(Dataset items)
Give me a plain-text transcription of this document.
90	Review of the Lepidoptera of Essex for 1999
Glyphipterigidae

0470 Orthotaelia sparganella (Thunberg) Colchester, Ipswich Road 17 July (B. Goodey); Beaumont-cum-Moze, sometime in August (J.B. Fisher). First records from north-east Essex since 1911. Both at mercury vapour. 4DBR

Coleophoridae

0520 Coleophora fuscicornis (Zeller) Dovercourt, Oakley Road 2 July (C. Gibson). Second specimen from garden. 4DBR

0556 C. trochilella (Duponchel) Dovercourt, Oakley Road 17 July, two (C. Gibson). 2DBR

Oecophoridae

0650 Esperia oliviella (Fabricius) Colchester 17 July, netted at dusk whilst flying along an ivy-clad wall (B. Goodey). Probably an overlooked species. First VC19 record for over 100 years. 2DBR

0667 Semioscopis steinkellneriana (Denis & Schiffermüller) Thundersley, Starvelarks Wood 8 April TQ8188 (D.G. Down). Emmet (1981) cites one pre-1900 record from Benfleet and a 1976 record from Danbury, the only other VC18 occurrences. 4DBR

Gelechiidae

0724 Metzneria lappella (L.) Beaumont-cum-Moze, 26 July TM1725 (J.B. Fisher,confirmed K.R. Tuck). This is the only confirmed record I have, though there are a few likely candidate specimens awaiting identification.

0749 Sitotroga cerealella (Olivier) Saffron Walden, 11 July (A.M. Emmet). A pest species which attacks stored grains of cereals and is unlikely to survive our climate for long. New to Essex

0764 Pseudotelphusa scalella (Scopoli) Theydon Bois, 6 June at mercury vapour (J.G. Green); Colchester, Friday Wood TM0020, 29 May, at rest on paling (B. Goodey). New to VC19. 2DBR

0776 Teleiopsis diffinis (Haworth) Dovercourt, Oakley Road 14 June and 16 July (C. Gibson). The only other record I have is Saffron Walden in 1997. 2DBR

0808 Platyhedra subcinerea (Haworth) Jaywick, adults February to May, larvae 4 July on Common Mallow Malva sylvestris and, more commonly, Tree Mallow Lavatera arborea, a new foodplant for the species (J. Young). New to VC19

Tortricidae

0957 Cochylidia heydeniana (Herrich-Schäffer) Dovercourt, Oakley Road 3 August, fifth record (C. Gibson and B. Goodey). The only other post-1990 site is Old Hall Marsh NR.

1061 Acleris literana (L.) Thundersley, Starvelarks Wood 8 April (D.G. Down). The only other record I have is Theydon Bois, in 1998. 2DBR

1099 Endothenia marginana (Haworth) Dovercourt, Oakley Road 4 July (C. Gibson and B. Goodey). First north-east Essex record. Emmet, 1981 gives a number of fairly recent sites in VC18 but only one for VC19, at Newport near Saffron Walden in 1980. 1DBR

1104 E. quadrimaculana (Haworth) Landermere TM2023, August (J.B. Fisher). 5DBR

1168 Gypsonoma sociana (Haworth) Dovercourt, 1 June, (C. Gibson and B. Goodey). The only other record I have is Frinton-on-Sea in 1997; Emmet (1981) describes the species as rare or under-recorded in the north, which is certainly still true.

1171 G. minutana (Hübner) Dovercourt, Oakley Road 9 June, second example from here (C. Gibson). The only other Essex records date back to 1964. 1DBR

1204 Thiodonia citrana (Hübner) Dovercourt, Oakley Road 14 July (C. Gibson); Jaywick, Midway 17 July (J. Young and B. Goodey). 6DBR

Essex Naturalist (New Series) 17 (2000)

* **Problem details**
Go through the material line by line. Show each line that contains the string "Hübner".

* **Completed exercise**
1171 G. minutana (Hübner) Dovercourt, Oakley Road 9 June, second example from here (C. Gibson). The only other Essex records date back to 1964. 1DBR
1204 Thiodonia citrana (Hübner) Dovercourt, Oakley Road 14 July (C. Gibson); Jaywick, Midway 17 July (J. Young and B. Goodey). 6DBR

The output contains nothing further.